***** RECORDS FOR THIS TASK

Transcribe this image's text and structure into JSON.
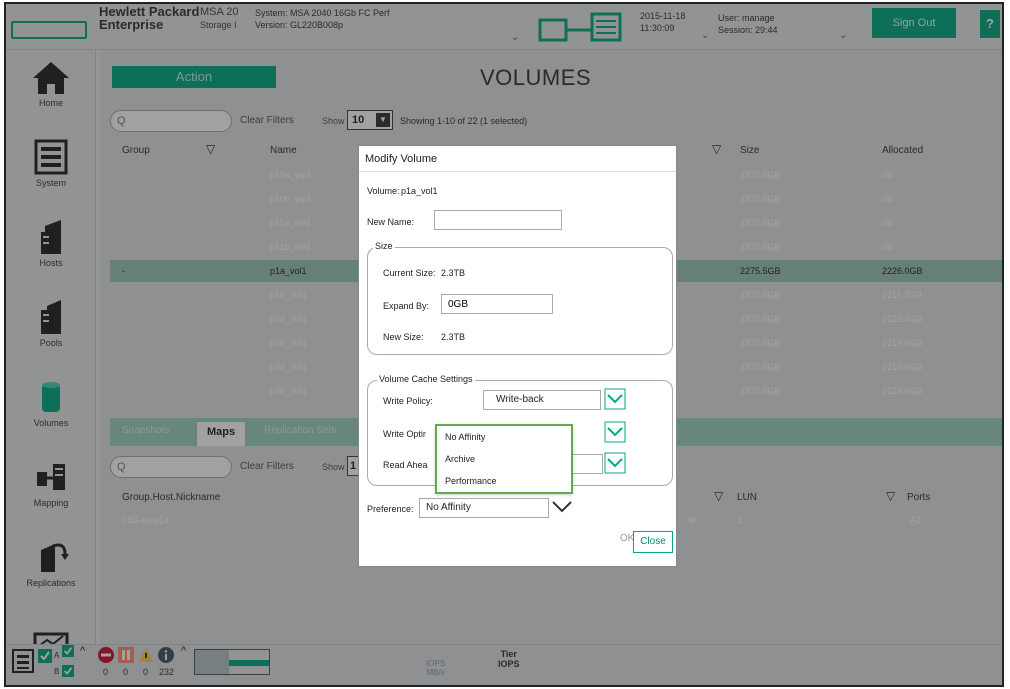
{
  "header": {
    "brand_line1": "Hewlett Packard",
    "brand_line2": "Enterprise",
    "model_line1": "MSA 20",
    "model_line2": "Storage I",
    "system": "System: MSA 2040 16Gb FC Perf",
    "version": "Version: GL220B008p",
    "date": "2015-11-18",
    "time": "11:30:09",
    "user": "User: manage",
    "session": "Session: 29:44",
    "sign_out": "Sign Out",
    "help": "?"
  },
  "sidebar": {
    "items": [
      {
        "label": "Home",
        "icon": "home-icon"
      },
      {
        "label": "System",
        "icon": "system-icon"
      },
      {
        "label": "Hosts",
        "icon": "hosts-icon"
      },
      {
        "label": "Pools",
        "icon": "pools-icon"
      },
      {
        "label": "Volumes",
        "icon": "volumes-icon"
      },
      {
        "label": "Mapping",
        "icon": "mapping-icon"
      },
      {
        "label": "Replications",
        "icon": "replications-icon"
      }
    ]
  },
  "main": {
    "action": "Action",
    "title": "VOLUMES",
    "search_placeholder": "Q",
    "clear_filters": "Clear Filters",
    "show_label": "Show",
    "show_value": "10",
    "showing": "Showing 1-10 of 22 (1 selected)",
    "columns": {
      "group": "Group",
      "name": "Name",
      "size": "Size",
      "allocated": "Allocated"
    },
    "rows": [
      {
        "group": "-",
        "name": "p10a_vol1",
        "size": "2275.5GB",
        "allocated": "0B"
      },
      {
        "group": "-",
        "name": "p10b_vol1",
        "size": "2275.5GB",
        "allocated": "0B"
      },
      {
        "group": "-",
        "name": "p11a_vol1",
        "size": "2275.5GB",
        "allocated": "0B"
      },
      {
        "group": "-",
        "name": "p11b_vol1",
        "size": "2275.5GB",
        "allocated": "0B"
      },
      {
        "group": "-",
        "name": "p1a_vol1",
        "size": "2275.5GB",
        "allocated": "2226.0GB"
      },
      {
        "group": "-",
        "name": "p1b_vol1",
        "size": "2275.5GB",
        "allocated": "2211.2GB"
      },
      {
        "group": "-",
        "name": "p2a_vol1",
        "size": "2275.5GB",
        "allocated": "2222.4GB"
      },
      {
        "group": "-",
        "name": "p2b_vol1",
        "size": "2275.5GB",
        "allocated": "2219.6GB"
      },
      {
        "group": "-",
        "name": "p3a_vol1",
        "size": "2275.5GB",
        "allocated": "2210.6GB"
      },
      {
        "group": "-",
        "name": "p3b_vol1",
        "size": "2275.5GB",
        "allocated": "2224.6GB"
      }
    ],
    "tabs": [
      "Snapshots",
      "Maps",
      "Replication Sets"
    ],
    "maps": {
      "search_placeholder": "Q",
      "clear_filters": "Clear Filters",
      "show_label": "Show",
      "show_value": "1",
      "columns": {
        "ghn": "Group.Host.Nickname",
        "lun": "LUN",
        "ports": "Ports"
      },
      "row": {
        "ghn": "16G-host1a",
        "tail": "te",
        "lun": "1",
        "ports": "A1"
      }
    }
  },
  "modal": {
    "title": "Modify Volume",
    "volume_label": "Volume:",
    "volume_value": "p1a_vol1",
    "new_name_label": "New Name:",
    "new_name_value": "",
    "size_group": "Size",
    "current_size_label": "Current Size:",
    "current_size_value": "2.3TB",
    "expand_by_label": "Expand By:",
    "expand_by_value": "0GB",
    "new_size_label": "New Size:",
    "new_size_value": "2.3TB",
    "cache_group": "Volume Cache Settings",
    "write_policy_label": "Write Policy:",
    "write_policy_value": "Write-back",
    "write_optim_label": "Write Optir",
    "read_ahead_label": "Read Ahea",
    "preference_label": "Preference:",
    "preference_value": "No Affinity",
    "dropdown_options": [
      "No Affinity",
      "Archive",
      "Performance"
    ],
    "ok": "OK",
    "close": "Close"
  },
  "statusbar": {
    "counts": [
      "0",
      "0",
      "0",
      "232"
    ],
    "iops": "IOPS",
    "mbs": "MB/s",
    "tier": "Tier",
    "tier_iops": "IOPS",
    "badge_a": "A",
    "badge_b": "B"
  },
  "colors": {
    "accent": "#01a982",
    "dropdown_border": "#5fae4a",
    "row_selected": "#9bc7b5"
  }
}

**********

PROBLEM TO SOLVE -> Transcribe all of the material exactly, leaving out whatever pictures it contains.

PROBLEM SOLUTION ->
Transcribe this image's text and structure into JSON.
{
  "header": {
    "brand_line1": "Hewlett Packard",
    "brand_line2": "Enterprise",
    "model_line1": "MSA 20",
    "model_line2": "Storage I",
    "system": "System: MSA 2040 16Gb FC Perf",
    "version": "Version: GL220B008p",
    "date": "2015-11-18",
    "time": "11:30:09",
    "user": "User: manage",
    "session": "Session: 29:44",
    "sign_out": "Sign Out",
    "help": "?"
  },
  "sidebar": {
    "items": [
      {
        "label": "Home",
        "icon": "home-icon"
      },
      {
        "label": "System",
        "icon": "system-icon"
      },
      {
        "label": "Hosts",
        "icon": "hosts-icon"
      },
      {
        "label": "Pools",
        "icon": "pools-icon"
      },
      {
        "label": "Volumes",
        "icon": "volumes-icon"
      },
      {
        "label": "Mapping",
        "icon": "mapping-icon"
      },
      {
        "label": "Replications",
        "icon": "replications-icon"
      }
    ]
  },
  "main": {
    "action": "Action",
    "title": "VOLUMES",
    "search_placeholder": "Q",
    "clear_filters": "Clear Filters",
    "show_label": "Show",
    "show_value": "10",
    "showing": "Showing 1-10 of 22 (1 selected)",
    "columns": {
      "group": "Group",
      "name": "Name",
      "size": "Size",
      "allocated": "Allocated"
    },
    "rows": [
      {
        "group": "-",
        "name": "p10a_vol1",
        "size": "2275.5GB",
        "allocated": "0B"
      },
      {
        "group": "-",
        "name": "p10b_vol1",
        "size": "2275.5GB",
        "allocated": "0B"
      },
      {
        "group": "-",
        "name": "p11a_vol1",
        "size": "2275.5GB",
        "allocated": "0B"
      },
      {
        "group": "-",
        "name": "p11b_vol1",
        "size": "2275.5GB",
        "allocated": "0B"
      },
      {
        "group": "-",
        "name": "p1a_vol1",
        "size": "2275.5GB",
        "allocated": "2226.0GB"
      },
      {
        "group": "-",
        "name": "p1b_vol1",
        "size": "2275.5GB",
        "allocated": "2211.2GB"
      },
      {
        "group": "-",
        "name": "p2a_vol1",
        "size": "2275.5GB",
        "allocated": "2222.4GB"
      },
      {
        "group": "-",
        "name": "p2b_vol1",
        "size": "2275.5GB",
        "allocated": "2219.6GB"
      },
      {
        "group": "-",
        "name": "p3a_vol1",
        "size": "2275.5GB",
        "allocated": "2210.6GB"
      },
      {
        "group": "-",
        "name": "p3b_vol1",
        "size": "2275.5GB",
        "allocated": "2224.6GB"
      }
    ],
    "tabs": [
      "Snapshots",
      "Maps",
      "Replication Sets"
    ],
    "maps": {
      "search_placeholder": "Q",
      "clear_filters": "Clear Filters",
      "show_label": "Show",
      "show_value": "1",
      "columns": {
        "ghn": "Group.Host.Nickname",
        "lun": "LUN",
        "ports": "Ports"
      },
      "row": {
        "ghn": "16G-host1a",
        "tail": "te",
        "lun": "1",
        "ports": "A1"
      }
    }
  },
  "modal": {
    "title": "Modify Volume",
    "volume_label": "Volume:",
    "volume_value": "p1a_vol1",
    "new_name_label": "New Name:",
    "new_name_value": "",
    "size_group": "Size",
    "current_size_label": "Current Size:",
    "current_size_value": "2.3TB",
    "expand_by_label": "Expand By:",
    "expand_by_value": "0GB",
    "new_size_label": "New Size:",
    "new_size_value": "2.3TB",
    "cache_group": "Volume Cache Settings",
    "write_policy_label": "Write Policy:",
    "write_policy_value": "Write-back",
    "write_optim_label": "Write Optir",
    "read_ahead_label": "Read Ahea",
    "preference_label": "Preference:",
    "preference_value": "No Affinity",
    "dropdown_options": [
      "No Affinity",
      "Archive",
      "Performance"
    ],
    "ok": "OK",
    "close": "Close"
  },
  "statusbar": {
    "counts": [
      "0",
      "0",
      "0",
      "232"
    ],
    "iops": "IOPS",
    "mbs": "MB/s",
    "tier": "Tier",
    "tier_iops": "IOPS",
    "badge_a": "A",
    "badge_b": "B"
  },
  "colors": {
    "accent": "#01a982",
    "dropdown_border": "#5fae4a",
    "row_selected": "#9bc7b5"
  }
}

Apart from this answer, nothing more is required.